▶ **Direction**
Lift out all lines below that contain "type".

<<<<

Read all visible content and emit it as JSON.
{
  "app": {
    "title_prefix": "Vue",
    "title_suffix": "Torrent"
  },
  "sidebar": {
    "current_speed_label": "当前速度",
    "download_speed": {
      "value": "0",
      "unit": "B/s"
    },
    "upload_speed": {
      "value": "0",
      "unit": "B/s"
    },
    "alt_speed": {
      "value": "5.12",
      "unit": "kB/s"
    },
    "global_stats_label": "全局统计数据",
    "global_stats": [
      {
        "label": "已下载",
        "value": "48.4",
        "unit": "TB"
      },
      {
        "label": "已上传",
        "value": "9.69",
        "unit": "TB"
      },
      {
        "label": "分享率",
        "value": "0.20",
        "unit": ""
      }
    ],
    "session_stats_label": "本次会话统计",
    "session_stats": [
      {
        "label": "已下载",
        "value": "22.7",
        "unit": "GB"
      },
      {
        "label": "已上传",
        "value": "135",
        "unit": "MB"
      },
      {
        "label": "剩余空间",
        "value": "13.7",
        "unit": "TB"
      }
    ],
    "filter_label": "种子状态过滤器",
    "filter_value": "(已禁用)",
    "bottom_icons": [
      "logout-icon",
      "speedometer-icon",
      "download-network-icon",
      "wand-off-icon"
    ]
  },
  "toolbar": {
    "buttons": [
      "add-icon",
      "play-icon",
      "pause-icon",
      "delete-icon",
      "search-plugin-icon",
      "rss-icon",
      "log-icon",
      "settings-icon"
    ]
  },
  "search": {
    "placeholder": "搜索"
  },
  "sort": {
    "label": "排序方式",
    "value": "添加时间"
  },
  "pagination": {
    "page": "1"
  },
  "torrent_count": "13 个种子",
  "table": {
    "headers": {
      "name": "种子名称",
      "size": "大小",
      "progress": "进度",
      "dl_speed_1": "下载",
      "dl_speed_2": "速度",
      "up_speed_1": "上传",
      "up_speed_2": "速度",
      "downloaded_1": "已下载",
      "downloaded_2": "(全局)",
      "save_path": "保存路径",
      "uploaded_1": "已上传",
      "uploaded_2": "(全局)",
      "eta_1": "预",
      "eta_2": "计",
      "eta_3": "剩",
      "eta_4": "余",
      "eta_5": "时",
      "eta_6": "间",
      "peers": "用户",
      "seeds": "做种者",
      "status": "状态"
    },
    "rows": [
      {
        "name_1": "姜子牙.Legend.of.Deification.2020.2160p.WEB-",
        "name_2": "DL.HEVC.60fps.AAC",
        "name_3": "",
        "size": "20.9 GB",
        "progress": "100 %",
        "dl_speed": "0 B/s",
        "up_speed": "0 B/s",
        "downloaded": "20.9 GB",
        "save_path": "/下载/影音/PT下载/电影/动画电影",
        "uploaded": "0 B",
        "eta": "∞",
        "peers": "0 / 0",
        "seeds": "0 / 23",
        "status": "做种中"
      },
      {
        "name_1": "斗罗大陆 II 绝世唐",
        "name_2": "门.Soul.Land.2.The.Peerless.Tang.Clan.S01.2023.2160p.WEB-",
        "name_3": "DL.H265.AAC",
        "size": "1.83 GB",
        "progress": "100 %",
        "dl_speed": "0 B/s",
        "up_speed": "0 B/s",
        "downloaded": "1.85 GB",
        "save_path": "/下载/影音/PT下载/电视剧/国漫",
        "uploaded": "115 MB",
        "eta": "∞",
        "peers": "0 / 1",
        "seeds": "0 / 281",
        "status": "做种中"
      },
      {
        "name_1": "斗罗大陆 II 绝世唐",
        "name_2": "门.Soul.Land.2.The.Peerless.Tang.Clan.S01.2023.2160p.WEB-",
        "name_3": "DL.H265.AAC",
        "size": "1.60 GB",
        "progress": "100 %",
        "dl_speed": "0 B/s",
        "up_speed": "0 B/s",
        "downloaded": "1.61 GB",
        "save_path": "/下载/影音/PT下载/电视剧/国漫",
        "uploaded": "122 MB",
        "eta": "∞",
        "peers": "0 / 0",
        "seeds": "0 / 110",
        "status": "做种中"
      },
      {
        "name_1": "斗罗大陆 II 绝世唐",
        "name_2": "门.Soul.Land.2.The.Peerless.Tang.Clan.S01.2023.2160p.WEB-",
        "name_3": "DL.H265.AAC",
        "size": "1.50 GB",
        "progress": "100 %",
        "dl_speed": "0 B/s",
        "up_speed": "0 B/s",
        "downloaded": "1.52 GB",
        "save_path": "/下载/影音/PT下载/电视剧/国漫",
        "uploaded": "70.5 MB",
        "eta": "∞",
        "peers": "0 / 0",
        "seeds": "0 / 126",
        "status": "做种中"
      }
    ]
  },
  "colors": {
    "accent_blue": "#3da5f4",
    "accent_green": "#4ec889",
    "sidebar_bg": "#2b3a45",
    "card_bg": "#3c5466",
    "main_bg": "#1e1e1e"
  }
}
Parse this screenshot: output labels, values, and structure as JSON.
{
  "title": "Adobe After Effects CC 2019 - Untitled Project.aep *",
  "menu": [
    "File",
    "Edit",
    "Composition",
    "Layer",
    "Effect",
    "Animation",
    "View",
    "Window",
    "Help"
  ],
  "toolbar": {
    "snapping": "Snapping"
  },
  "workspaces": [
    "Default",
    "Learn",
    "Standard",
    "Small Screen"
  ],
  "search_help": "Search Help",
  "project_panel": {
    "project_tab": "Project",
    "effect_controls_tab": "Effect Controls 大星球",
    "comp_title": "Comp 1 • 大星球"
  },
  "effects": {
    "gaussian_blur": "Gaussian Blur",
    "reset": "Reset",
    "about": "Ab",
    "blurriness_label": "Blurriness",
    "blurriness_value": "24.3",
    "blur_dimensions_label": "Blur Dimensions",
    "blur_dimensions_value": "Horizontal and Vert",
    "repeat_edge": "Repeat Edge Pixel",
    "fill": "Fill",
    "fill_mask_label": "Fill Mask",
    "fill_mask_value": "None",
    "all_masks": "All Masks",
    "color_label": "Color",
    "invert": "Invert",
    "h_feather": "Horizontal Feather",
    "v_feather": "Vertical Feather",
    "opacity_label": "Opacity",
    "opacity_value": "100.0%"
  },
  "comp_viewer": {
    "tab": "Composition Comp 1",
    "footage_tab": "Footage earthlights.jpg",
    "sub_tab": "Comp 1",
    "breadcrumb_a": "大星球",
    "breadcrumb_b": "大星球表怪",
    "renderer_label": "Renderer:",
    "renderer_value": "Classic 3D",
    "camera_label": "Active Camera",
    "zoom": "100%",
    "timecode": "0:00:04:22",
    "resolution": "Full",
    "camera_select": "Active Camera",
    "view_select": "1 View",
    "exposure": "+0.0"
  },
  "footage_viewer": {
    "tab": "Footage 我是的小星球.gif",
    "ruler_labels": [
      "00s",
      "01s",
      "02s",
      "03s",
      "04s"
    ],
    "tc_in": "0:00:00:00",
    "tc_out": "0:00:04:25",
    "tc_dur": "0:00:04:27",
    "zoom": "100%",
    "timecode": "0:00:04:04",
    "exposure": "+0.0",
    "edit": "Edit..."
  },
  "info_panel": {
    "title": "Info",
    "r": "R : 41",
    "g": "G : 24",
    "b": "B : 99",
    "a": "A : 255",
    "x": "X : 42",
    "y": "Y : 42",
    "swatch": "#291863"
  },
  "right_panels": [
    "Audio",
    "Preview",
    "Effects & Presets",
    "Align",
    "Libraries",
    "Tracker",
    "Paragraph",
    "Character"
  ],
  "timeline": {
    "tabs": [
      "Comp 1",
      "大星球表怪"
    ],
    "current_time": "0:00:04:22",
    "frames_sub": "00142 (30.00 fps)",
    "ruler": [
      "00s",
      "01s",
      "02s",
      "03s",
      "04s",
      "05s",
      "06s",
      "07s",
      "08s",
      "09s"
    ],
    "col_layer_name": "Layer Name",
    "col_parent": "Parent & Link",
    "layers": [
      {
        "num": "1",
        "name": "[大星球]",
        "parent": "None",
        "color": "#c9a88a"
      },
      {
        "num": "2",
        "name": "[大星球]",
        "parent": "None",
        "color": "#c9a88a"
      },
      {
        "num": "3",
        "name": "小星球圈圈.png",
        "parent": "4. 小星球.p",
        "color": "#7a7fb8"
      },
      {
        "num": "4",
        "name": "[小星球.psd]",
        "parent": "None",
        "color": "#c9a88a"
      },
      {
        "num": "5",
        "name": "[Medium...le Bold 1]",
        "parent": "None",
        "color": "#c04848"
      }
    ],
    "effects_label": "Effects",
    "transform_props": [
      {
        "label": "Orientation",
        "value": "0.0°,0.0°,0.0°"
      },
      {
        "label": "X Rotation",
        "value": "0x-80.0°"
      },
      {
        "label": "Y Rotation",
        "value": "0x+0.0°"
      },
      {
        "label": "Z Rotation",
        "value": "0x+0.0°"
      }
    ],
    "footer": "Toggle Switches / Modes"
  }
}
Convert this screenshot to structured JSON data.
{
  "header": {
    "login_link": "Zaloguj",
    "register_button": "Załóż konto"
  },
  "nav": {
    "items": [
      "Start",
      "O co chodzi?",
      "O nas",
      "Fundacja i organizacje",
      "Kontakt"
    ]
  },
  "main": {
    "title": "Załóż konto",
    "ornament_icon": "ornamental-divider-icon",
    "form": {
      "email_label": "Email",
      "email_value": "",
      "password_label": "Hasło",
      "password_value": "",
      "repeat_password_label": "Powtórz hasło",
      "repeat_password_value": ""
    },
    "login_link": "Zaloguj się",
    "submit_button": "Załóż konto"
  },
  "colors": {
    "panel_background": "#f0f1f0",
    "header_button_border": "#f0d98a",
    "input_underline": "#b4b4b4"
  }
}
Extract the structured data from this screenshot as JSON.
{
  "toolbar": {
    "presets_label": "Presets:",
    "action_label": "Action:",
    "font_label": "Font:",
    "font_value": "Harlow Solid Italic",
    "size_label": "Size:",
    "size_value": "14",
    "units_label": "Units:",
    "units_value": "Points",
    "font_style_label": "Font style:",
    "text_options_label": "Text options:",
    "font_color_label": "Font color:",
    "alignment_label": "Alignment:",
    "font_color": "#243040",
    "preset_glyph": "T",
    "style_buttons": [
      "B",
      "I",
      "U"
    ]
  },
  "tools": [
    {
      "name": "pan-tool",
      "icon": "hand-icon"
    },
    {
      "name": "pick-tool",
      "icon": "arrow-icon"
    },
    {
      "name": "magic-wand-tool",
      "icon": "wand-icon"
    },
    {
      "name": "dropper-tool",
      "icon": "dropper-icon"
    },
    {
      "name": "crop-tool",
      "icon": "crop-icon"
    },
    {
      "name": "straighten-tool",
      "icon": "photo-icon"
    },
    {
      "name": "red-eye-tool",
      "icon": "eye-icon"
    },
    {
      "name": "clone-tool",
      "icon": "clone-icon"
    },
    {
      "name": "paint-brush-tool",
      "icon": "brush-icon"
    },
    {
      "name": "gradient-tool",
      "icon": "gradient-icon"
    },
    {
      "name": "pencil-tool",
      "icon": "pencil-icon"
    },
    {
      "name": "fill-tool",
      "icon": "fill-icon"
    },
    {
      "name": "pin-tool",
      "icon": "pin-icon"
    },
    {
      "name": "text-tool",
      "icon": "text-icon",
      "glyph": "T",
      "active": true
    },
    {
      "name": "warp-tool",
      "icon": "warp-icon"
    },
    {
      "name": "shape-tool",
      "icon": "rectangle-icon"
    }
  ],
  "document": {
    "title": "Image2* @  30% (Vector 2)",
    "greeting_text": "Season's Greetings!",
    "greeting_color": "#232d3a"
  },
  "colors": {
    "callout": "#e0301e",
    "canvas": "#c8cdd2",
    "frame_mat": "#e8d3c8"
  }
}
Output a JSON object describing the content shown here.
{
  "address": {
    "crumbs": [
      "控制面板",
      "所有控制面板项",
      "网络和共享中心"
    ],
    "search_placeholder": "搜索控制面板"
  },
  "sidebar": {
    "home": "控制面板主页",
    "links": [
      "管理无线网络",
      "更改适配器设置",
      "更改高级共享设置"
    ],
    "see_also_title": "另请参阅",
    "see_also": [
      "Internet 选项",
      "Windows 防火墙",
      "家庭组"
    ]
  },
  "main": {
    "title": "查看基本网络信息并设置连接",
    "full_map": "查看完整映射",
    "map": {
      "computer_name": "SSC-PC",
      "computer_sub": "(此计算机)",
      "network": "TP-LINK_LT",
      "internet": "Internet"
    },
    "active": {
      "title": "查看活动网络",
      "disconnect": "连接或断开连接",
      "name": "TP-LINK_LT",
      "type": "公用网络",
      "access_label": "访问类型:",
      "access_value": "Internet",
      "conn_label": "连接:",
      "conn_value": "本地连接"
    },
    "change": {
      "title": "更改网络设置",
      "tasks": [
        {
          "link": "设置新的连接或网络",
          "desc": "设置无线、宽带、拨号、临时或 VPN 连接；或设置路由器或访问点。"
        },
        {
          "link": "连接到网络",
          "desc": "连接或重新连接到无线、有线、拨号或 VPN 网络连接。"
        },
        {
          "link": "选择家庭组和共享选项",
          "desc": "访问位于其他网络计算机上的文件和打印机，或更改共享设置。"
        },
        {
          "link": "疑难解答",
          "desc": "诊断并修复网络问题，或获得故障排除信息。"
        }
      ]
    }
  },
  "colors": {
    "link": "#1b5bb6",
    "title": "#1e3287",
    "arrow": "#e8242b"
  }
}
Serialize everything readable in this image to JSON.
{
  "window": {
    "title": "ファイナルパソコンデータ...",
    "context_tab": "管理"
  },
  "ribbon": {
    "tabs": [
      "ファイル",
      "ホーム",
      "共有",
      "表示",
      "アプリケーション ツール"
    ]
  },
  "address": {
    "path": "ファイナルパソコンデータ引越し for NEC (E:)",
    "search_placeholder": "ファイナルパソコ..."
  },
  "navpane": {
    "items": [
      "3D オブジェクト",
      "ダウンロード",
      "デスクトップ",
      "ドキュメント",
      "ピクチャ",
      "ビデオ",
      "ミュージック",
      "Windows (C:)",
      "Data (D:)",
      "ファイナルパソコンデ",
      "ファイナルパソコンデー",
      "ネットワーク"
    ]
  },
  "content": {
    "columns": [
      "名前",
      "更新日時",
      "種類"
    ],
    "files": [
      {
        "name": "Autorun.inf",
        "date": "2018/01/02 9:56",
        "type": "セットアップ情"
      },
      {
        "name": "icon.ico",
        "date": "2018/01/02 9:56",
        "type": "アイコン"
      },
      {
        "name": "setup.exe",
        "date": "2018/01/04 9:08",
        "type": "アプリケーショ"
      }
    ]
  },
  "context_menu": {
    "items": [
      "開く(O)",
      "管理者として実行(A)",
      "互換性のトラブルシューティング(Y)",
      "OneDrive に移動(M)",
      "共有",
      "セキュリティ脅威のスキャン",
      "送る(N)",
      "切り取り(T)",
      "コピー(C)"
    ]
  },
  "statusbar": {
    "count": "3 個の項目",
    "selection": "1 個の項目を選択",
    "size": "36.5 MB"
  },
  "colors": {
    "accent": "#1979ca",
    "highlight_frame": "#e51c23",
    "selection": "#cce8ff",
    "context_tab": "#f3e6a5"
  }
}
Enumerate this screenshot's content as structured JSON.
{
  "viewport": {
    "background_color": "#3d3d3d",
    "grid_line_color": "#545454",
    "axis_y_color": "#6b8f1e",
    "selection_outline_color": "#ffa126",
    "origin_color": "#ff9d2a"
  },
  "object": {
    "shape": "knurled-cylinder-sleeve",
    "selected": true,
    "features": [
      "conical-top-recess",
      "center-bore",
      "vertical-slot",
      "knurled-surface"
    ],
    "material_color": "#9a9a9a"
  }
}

>>>>

▶ **Exercise response**
      "type": "公用网络",
        "type": "セットアップ情"
        "type": "アイコン"
        "type": "アプリケーショ"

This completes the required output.